◆ STATED GOAL ◆
Exclude all pictures, then copy each of the records exactly as written.

** Start RECORDS **

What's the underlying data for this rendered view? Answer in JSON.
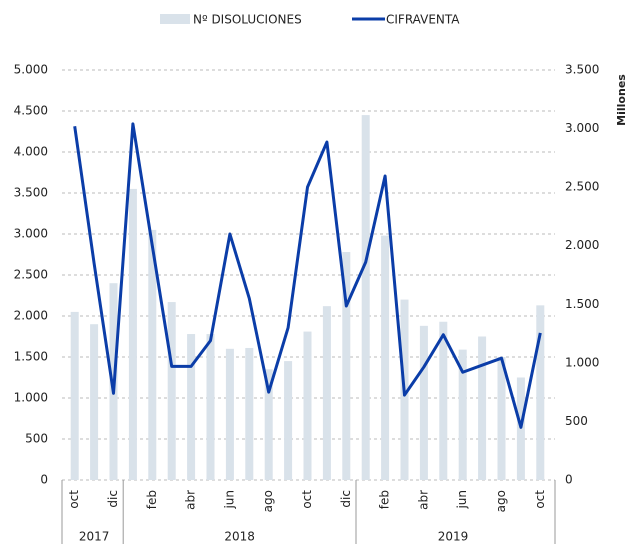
{
  "chart_data": {
    "type": "bar-line",
    "y2label": "Millones",
    "categories": [
      "oct",
      null,
      "dic",
      null,
      "feb",
      null,
      "abr",
      null,
      "jun",
      null,
      "ago",
      null,
      "oct",
      null,
      "dic",
      null,
      "feb",
      null,
      "abr",
      null,
      "jun",
      null,
      "ago",
      null,
      "oct"
    ],
    "years": [
      {
        "label": "2017",
        "months": 3
      },
      {
        "label": "2018",
        "months": 12
      },
      {
        "label": "2019",
        "months": 10
      }
    ],
    "series": [
      {
        "name": "Nº DISOLUCIONES",
        "type": "bar",
        "color": "#d9e2ea",
        "axis": "y",
        "values": [
          2050,
          1900,
          2400,
          3550,
          3050,
          2170,
          1780,
          1780,
          1600,
          1610,
          1350,
          1450,
          1810,
          2120,
          2780,
          4450,
          2980,
          2200,
          1880,
          1930,
          1590,
          1750,
          1500,
          1250,
          2130
        ]
      },
      {
        "name": "CIFRAVENTA",
        "type": "line",
        "color": "#0b3da8",
        "axis": "y2",
        "values": [
          3020,
          1850,
          740,
          3040,
          2000,
          970,
          970,
          1190,
          2100,
          1550,
          750,
          1300,
          2500,
          2885,
          1485,
          1860,
          2595,
          725,
          965,
          1240,
          920,
          980,
          1040,
          450,
          1255
        ]
      }
    ],
    "ylim": [
      0,
      5000
    ],
    "yticks": [
      0,
      500,
      {
        "value": 1000,
        "label": "1.000"
      },
      {
        "value": 1500,
        "label": "1.500"
      },
      {
        "value": 2000,
        "label": "2.000"
      },
      {
        "value": 2500,
        "label": "2.500"
      },
      {
        "value": 3000,
        "label": "3.000"
      },
      {
        "value": 3500,
        "label": "3.500"
      },
      {
        "value": 4000,
        "label": "4.000"
      },
      {
        "value": 4500,
        "label": "4.500"
      },
      {
        "value": 5000,
        "label": "5.000"
      }
    ],
    "y2lim": [
      0,
      3500
    ],
    "y2ticks": [
      0,
      500,
      {
        "value": 1000,
        "label": "1.000"
      },
      {
        "value": 1500,
        "label": "1.500"
      },
      {
        "value": 2000,
        "label": "2.000"
      },
      {
        "value": 2500,
        "label": "2.500"
      },
      {
        "value": 3000,
        "label": "3.000"
      },
      {
        "value": 3500,
        "label": "3.500"
      }
    ],
    "grid": true
  }
}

** End RECORDS **

◆ EXERCISE ANSWER ◆
What's the underlying data for this rendered view? Answer in JSON.
{
  "chart_data": {
    "type": "bar-line",
    "y2label": "Millones",
    "categories": [
      "oct",
      null,
      "dic",
      null,
      "feb",
      null,
      "abr",
      null,
      "jun",
      null,
      "ago",
      null,
      "oct",
      null,
      "dic",
      null,
      "feb",
      null,
      "abr",
      null,
      "jun",
      null,
      "ago",
      null,
      "oct"
    ],
    "years": [
      {
        "label": "2017",
        "months": 3
      },
      {
        "label": "2018",
        "months": 12
      },
      {
        "label": "2019",
        "months": 10
      }
    ],
    "series": [
      {
        "name": "Nº DISOLUCIONES",
        "type": "bar",
        "color": "#d9e2ea",
        "axis": "y",
        "values": [
          2050,
          1900,
          2400,
          3550,
          3050,
          2170,
          1780,
          1780,
          1600,
          1610,
          1350,
          1450,
          1810,
          2120,
          2780,
          4450,
          2980,
          2200,
          1880,
          1930,
          1590,
          1750,
          1500,
          1250,
          2130
        ]
      },
      {
        "name": "CIFRAVENTA",
        "type": "line",
        "color": "#0b3da8",
        "axis": "y2",
        "values": [
          3020,
          1850,
          740,
          3040,
          2000,
          970,
          970,
          1190,
          2100,
          1550,
          750,
          1300,
          2500,
          2885,
          1485,
          1860,
          2595,
          725,
          965,
          1240,
          920,
          980,
          1040,
          450,
          1255
        ]
      }
    ],
    "ylim": [
      0,
      5000
    ],
    "yticks": [
      0,
      500,
      {
        "value": 1000,
        "label": "1.000"
      },
      {
        "value": 1500,
        "label": "1.500"
      },
      {
        "value": 2000,
        "label": "2.000"
      },
      {
        "value": 2500,
        "label": "2.500"
      },
      {
        "value": 3000,
        "label": "3.000"
      },
      {
        "value": 3500,
        "label": "3.500"
      },
      {
        "value": 4000,
        "label": "4.000"
      },
      {
        "value": 4500,
        "label": "4.500"
      },
      {
        "value": 5000,
        "label": "5.000"
      }
    ],
    "y2lim": [
      0,
      3500
    ],
    "y2ticks": [
      0,
      500,
      {
        "value": 1000,
        "label": "1.000"
      },
      {
        "value": 1500,
        "label": "1.500"
      },
      {
        "value": 2000,
        "label": "2.000"
      },
      {
        "value": 2500,
        "label": "2.500"
      },
      {
        "value": 3000,
        "label": "3.000"
      },
      {
        "value": 3500,
        "label": "3.500"
      }
    ],
    "grid": true
  }
}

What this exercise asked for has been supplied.